§ WRITTEN TASK
All lines featuring the string "Катерина" are to be listed.

Stored data
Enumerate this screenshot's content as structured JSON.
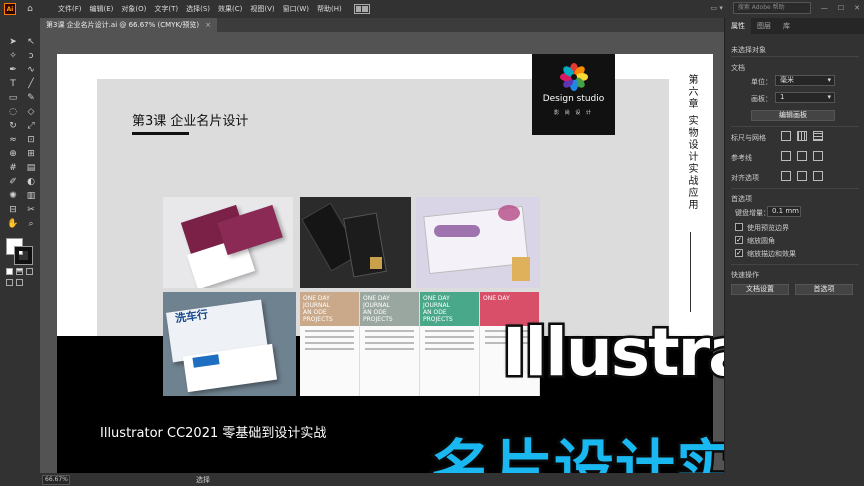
{
  "app": {
    "logo": "Ai"
  },
  "menu": {
    "items": [
      "文件(F)",
      "编辑(E)",
      "对象(O)",
      "文字(T)",
      "选择(S)",
      "效果(C)",
      "视图(V)",
      "窗口(W)",
      "帮助(H)"
    ],
    "search_placeholder": "搜索 Adobe 帮助"
  },
  "tab": {
    "title": "第3课 企业名片设计.ai @ 66.67% (CMYK/预览)",
    "close": "×"
  },
  "artboard": {
    "lesson_title": "第3课  企业名片设计",
    "logo_title": "Design studio",
    "logo_subtitle": "影 尚 设 计",
    "vertical_text": "第六章 实物设计实战应用",
    "course_name": "Illustrator CC2021 零基础到设计实战",
    "card_columns": [
      {
        "header": "ONE DAY\nJOURNAL\nAN ODE\nPROJECTS",
        "color": "#c9a98a"
      },
      {
        "header": "ONE DAY\nJOURNAL\nAN ODE\nPROJECTS",
        "color": "#9aa7a0"
      },
      {
        "header": "ONE DAY\nJOURNAL\nAN ODE\nPROJECTS",
        "color": "#4aa88a"
      },
      {
        "header": "ONE DAY",
        "color": "#d94f6a"
      }
    ]
  },
  "overlay": {
    "title_en": "Illustrator",
    "title_cn": "名片设计实例"
  },
  "right_panel": {
    "tabs": [
      "属性",
      "图层",
      "库"
    ],
    "no_selection": "未选择对象",
    "document_label": "文档",
    "unit_label": "单位：",
    "unit_value": "毫米",
    "artboard_label": "画板：",
    "artboard_value": "1",
    "edit_artboard_button": "编辑画板",
    "rulers_grids_label": "标尺与网格",
    "guides_label": "参考线",
    "snap_label": "对齐选项",
    "preferences_label": "首选项",
    "keyboard_increment_label": "键盘增量：",
    "keyboard_increment_value": "0.1 mm",
    "checkboxes": [
      {
        "label": "使用预览边界",
        "checked": false
      },
      {
        "label": "缩放圆角",
        "checked": true
      },
      {
        "label": "缩放描边和效果",
        "checked": true
      }
    ],
    "quick_actions_label": "快速操作",
    "doc_setup_button": "文档设置",
    "preferences_button": "首选项"
  },
  "status": {
    "zoom": "66.67%",
    "tool": "选择"
  }
}
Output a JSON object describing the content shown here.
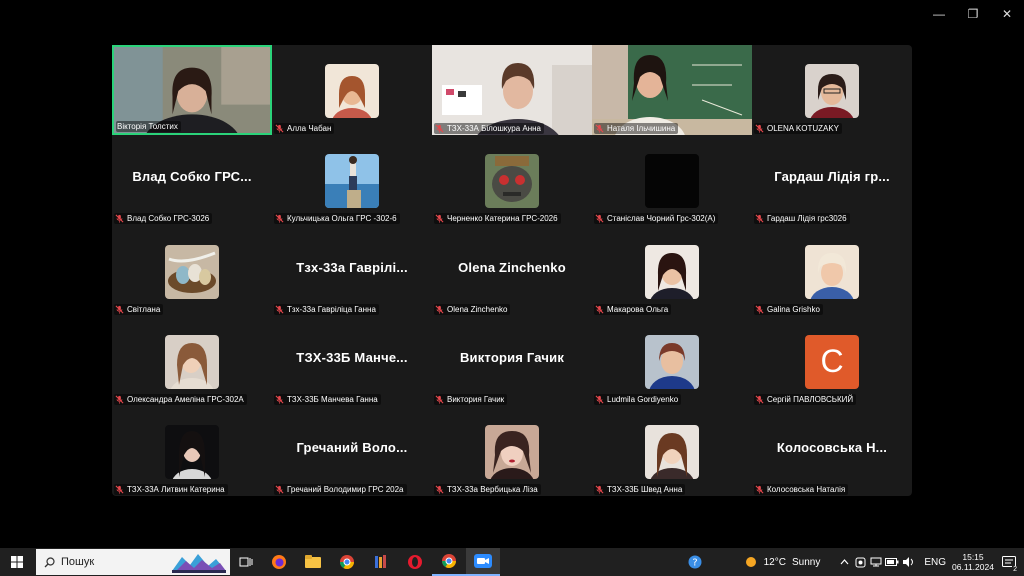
{
  "window": {
    "minimize": "—",
    "restore": "❐",
    "close": "✕"
  },
  "tiles": [
    {
      "kind": "video",
      "name": "Вікторія Толстих",
      "muted": false,
      "active": true,
      "scene": "woman-room"
    },
    {
      "kind": "avatar",
      "name": "Алла Чабан",
      "muted": true,
      "photo": "portrait-warm"
    },
    {
      "kind": "video",
      "name": "ТЗХ-33А Білошкура Анна",
      "muted": true,
      "scene": "girl-room"
    },
    {
      "kind": "video",
      "name": "Наталя Ільчишина",
      "muted": true,
      "scene": "woman-board"
    },
    {
      "kind": "avatar",
      "name": "OLENA KOTUZAKY",
      "muted": true,
      "photo": "portrait-red"
    },
    {
      "kind": "text",
      "big": "Влад Собко ГРС...",
      "name": "Влад Собко ГРС-3026",
      "muted": true
    },
    {
      "kind": "avatar",
      "name": "Кульчицька Ольга ГРС -302-6",
      "muted": true,
      "photo": "sea"
    },
    {
      "kind": "avatar",
      "name": "Черненко Катерина ГРС-2026",
      "muted": true,
      "photo": "creature"
    },
    {
      "kind": "avatar",
      "name": "Станіслав Чорний Грс-302(А)",
      "muted": true,
      "photo": "black"
    },
    {
      "kind": "text",
      "big": "Гардаш Лідія гр...",
      "name": "Гардаш Лідія грс3026",
      "muted": true
    },
    {
      "kind": "avatar",
      "name": "Світлана",
      "muted": true,
      "photo": "eggs"
    },
    {
      "kind": "text",
      "big": "Тзх-33а Гаврілі...",
      "name": "Тзх-33а Гавріліца Ганна",
      "muted": true
    },
    {
      "kind": "text",
      "big": "Olena Zinchenko",
      "name": "Olena Zinchenko",
      "muted": true
    },
    {
      "kind": "avatar",
      "name": "Макарова Ольга",
      "muted": true,
      "photo": "portrait-dark"
    },
    {
      "kind": "avatar",
      "name": "Galina Grishko",
      "muted": true,
      "photo": "portrait-light"
    },
    {
      "kind": "avatar",
      "name": "Олександра Амеліна ГРС-302А",
      "muted": true,
      "photo": "portrait-beige"
    },
    {
      "kind": "text",
      "big": "ТЗХ-33Б Манче...",
      "name": "ТЗХ-33Б Манчева Ганна",
      "muted": true
    },
    {
      "kind": "text",
      "big": "Виктория Гачик",
      "name": "Виктория Гачик",
      "muted": true
    },
    {
      "kind": "avatar",
      "name": "Ludmila Gordiyenko",
      "muted": true,
      "photo": "portrait-blue"
    },
    {
      "kind": "letter",
      "letter": "С",
      "name": "Сергій ПАВЛОВСЬКИЙ",
      "muted": true
    },
    {
      "kind": "avatar",
      "name": "ТЗХ-33А Литвин Катерина",
      "muted": true,
      "photo": "portrait-night"
    },
    {
      "kind": "text",
      "big": "Гречаний Воло...",
      "name": "Гречаний Володимир ГРС 202а",
      "muted": true
    },
    {
      "kind": "avatar",
      "name": "ТЗХ-33а Вербицька Ліза",
      "muted": true,
      "photo": "portrait-glam"
    },
    {
      "kind": "avatar",
      "name": "ТЗХ-33Б Швед Анна",
      "muted": true,
      "photo": "portrait-pale"
    },
    {
      "kind": "text",
      "big": "Колосовська Н...",
      "name": "Колосовська Наталія",
      "muted": true
    }
  ],
  "taskbar": {
    "search_placeholder": "Пошук",
    "weather_temp": "12°C",
    "weather_desc": "Sunny",
    "lang": "ENG",
    "time": "15:15",
    "date": "06.11.2024",
    "notif_count": "2"
  },
  "colors": {
    "active_border": "#2bd37a",
    "muted_mic": "#e5484d",
    "gallery_bg": "#1a1a1a",
    "taskbar_bg": "#202020"
  }
}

§ WORKED ANSWER
      "name": "Черненко Катерина ГРС-2026",
      "name": "ТЗХ-33А Литвин Катерина",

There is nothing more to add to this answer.